### Records supplied
^^^^^^^^

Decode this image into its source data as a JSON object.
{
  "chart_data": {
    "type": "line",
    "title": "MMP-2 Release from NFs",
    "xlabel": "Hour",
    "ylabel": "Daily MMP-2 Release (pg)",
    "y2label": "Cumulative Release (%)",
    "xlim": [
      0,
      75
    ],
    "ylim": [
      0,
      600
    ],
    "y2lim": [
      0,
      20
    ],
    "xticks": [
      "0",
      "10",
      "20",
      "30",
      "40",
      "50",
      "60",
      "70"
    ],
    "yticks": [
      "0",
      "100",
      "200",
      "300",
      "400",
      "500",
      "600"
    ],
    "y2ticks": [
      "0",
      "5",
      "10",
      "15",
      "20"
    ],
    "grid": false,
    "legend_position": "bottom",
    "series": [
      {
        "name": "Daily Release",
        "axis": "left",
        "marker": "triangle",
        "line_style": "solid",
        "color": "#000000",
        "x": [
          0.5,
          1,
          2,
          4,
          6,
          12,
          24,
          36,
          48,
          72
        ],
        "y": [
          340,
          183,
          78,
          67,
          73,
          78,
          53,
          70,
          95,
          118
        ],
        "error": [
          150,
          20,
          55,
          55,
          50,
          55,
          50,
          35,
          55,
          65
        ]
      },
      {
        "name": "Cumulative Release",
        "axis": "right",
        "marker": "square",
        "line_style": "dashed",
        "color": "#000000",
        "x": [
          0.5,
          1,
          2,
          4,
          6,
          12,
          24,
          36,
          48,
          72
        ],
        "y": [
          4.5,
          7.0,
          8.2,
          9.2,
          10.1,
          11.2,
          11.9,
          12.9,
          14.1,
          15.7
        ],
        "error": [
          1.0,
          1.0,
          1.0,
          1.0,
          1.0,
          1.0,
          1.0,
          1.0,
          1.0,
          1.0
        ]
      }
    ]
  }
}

^^^^^^^^

### Problem requirements
Transcribe all of the material exactly. Omit nothing.

### Written answer
Decode this image into its source data as a JSON object.
{
  "chart_data": {
    "type": "line",
    "title": "MMP-2 Release from NFs",
    "xlabel": "Hour",
    "ylabel": "Daily MMP-2 Release (pg)",
    "y2label": "Cumulative Release (%)",
    "xlim": [
      0,
      75
    ],
    "ylim": [
      0,
      600
    ],
    "y2lim": [
      0,
      20
    ],
    "xticks": [
      "0",
      "10",
      "20",
      "30",
      "40",
      "50",
      "60",
      "70"
    ],
    "yticks": [
      "0",
      "100",
      "200",
      "300",
      "400",
      "500",
      "600"
    ],
    "y2ticks": [
      "0",
      "5",
      "10",
      "15",
      "20"
    ],
    "grid": false,
    "legend_position": "bottom",
    "series": [
      {
        "name": "Daily Release",
        "axis": "left",
        "marker": "triangle",
        "line_style": "solid",
        "color": "#000000",
        "x": [
          0.5,
          1,
          2,
          4,
          6,
          12,
          24,
          36,
          48,
          72
        ],
        "y": [
          340,
          183,
          78,
          67,
          73,
          78,
          53,
          70,
          95,
          118
        ],
        "error": [
          150,
          20,
          55,
          55,
          50,
          55,
          50,
          35,
          55,
          65
        ]
      },
      {
        "name": "Cumulative Release",
        "axis": "right",
        "marker": "square",
        "line_style": "dashed",
        "color": "#000000",
        "x": [
          0.5,
          1,
          2,
          4,
          6,
          12,
          24,
          36,
          48,
          72
        ],
        "y": [
          4.5,
          7.0,
          8.2,
          9.2,
          10.1,
          11.2,
          11.9,
          12.9,
          14.1,
          15.7
        ],
        "error": [
          1.0,
          1.0,
          1.0,
          1.0,
          1.0,
          1.0,
          1.0,
          1.0,
          1.0,
          1.0
        ]
      }
    ]
  }
}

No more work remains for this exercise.